• **Task brief**
Below are some entries. Copy each line that holds the string "archivos".

• **Given data**
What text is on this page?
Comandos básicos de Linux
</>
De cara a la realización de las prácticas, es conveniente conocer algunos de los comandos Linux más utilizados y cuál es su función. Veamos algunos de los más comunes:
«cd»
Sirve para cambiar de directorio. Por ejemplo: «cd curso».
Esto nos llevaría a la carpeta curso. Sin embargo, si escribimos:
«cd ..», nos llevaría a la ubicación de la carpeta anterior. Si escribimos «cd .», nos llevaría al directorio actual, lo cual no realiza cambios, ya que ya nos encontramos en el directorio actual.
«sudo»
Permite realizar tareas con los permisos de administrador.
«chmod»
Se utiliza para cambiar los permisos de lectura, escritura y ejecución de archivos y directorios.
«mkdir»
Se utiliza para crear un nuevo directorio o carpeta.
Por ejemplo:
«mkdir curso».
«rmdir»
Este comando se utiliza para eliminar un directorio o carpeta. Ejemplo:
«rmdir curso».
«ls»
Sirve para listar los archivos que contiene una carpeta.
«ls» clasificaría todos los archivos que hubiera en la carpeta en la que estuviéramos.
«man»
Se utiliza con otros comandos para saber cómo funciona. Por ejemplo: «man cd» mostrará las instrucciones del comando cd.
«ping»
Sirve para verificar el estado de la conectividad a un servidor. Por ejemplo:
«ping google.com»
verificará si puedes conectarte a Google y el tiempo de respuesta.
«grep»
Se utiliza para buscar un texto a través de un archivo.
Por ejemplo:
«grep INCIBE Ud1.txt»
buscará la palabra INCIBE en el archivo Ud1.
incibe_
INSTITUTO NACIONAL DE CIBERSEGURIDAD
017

• **Exercise answer**
Se utiliza para cambiar los permisos de lectura, escritura y ejecución de archivos y directorios.
Sirve para listar los archivos que contiene una carpeta.
«ls» clasificaría todos los archivos que hubiera en la carpeta en la que estuviéramos.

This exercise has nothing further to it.